** EXERCISE OBJECTIVE **
Return all entries word for word, but drop any images.

** DATA SECTION **
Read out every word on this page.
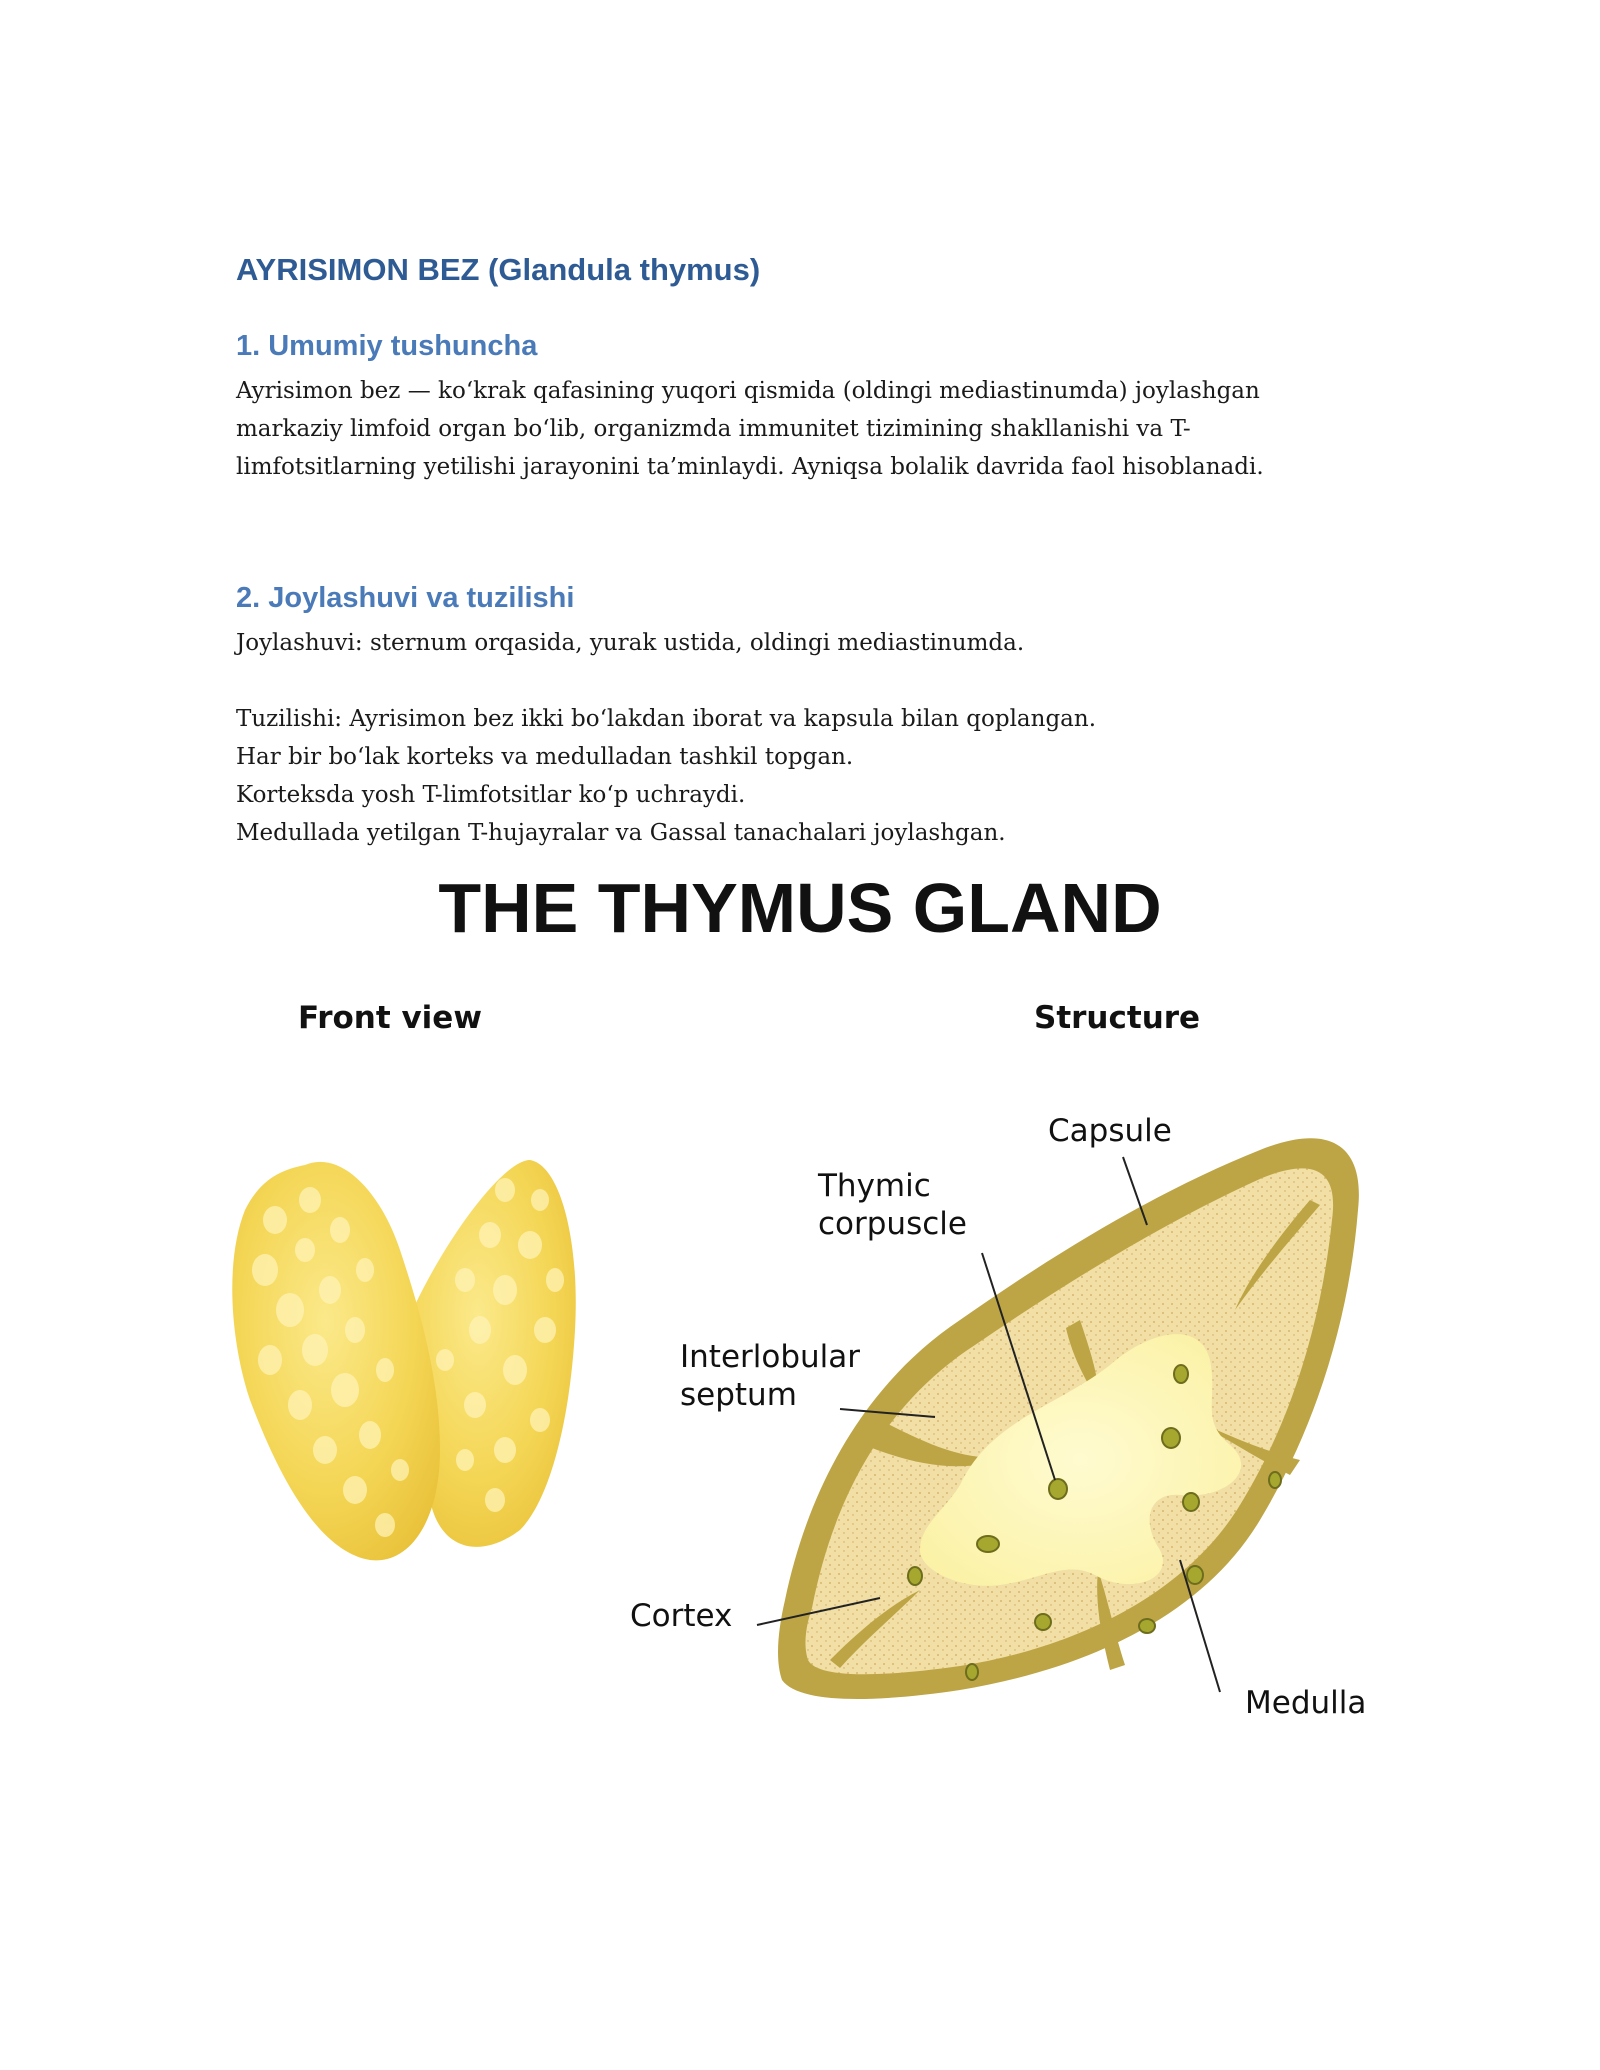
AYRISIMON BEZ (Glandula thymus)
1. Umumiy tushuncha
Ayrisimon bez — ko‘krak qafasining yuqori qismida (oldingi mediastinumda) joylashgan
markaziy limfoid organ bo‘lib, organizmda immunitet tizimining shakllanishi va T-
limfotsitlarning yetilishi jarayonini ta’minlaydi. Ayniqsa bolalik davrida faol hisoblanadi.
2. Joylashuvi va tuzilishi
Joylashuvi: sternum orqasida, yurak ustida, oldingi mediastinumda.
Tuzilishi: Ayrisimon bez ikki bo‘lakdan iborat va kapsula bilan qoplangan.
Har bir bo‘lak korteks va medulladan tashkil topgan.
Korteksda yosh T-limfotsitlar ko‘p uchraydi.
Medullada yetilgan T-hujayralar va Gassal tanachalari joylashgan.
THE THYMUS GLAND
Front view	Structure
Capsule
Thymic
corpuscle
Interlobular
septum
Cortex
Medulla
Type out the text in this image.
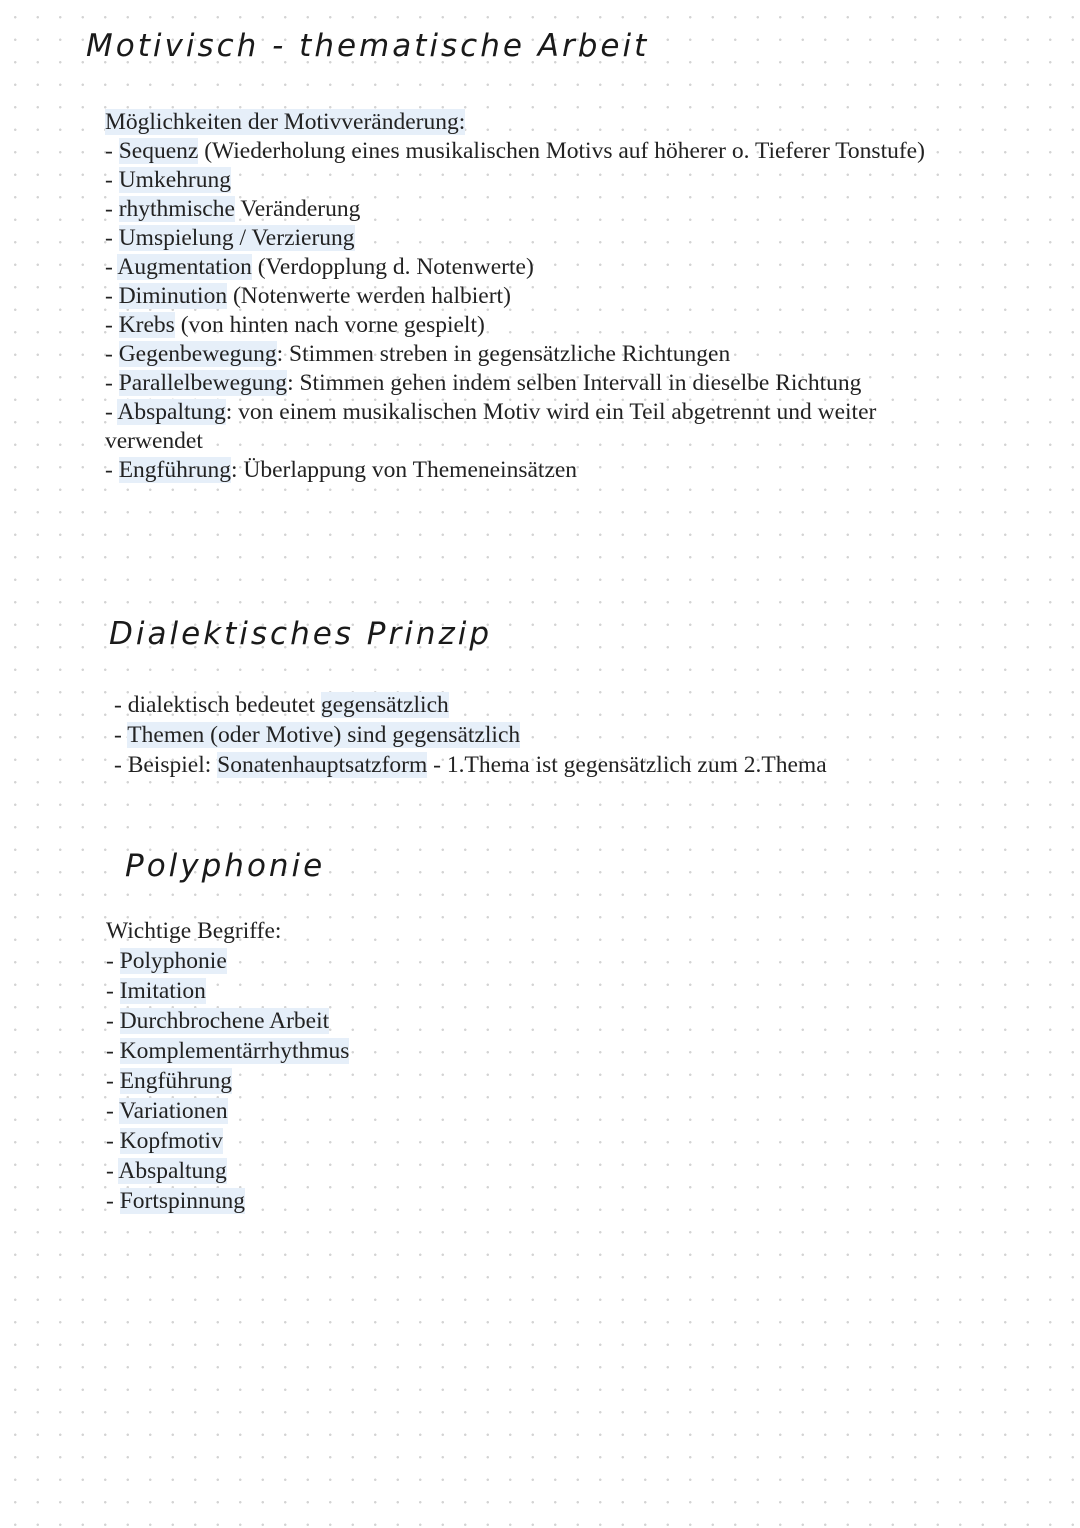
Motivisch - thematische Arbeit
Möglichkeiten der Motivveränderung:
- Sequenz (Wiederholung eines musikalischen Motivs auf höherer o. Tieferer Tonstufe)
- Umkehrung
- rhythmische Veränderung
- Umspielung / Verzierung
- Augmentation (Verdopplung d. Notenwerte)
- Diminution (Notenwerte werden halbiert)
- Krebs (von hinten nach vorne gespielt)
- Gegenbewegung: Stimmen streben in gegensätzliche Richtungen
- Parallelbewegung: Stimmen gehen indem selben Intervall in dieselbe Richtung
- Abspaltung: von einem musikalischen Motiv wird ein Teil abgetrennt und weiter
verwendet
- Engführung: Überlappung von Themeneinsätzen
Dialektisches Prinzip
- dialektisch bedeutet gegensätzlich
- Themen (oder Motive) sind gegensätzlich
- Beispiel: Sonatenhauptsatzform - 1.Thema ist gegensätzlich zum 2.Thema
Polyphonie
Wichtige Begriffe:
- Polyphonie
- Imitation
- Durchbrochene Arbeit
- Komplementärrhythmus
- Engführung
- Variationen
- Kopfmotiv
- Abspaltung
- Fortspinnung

** SOLUTION FOR THIS TASK **
Read out every word on this page.
AYRISIMON BEZ (Glandula thymus)
1. Umumiy tushuncha
Ayrisimon bez — ko‘krak qafasining yuqori qismida (oldingi mediastinumda) joylashgan
markaziy limfoid organ bo‘lib, organizmda immunitet tizimining shakllanishi va T-
limfotsitlarning yetilishi jarayonini ta’minlaydi. Ayniqsa bolalik davrida faol hisoblanadi.
2. Joylashuvi va tuzilishi
Joylashuvi: sternum orqasida, yurak ustida, oldingi mediastinumda.
Tuzilishi: Ayrisimon bez ikki bo‘lakdan iborat va kapsula bilan qoplangan.
Har bir bo‘lak korteks va medulladan tashkil topgan.
Korteksda yosh T-limfotsitlar ko‘p uchraydi.
Medullada yetilgan T-hujayralar va Gassal tanachalari joylashgan.
THE THYMUS GLAND
Front view	Structure
Capsule
Thymic
corpuscle
Interlobular
septum
Cortex
Medulla
Type out the text in this image.
Motivisch - thematische Arbeit
Möglichkeiten der Motivveränderung:
- Sequenz (Wiederholung eines musikalischen Motivs auf höherer o. Tieferer Tonstufe)
- Umkehrung
- rhythmische Veränderung
- Umspielung / Verzierung
- Augmentation (Verdopplung d. Notenwerte)
- Diminution (Notenwerte werden halbiert)
- Krebs (von hinten nach vorne gespielt)
- Gegenbewegung: Stimmen streben in gegensätzliche Richtungen
- Parallelbewegung: Stimmen gehen indem selben Intervall in dieselbe Richtung
- Abspaltung: von einem musikalischen Motiv wird ein Teil abgetrennt und weiter
verwendet
- Engführung: Überlappung von Themeneinsätzen
Dialektisches Prinzip
- dialektisch bedeutet gegensätzlich
- Themen (oder Motive) sind gegensätzlich
- Beispiel: Sonatenhauptsatzform - 1.Thema ist gegensätzlich zum 2.Thema
Polyphonie
Wichtige Begriffe:
- Polyphonie
- Imitation
- Durchbrochene Arbeit
- Komplementärrhythmus
- Engführung
- Variationen
- Kopfmotiv
- Abspaltung
- Fortspinnung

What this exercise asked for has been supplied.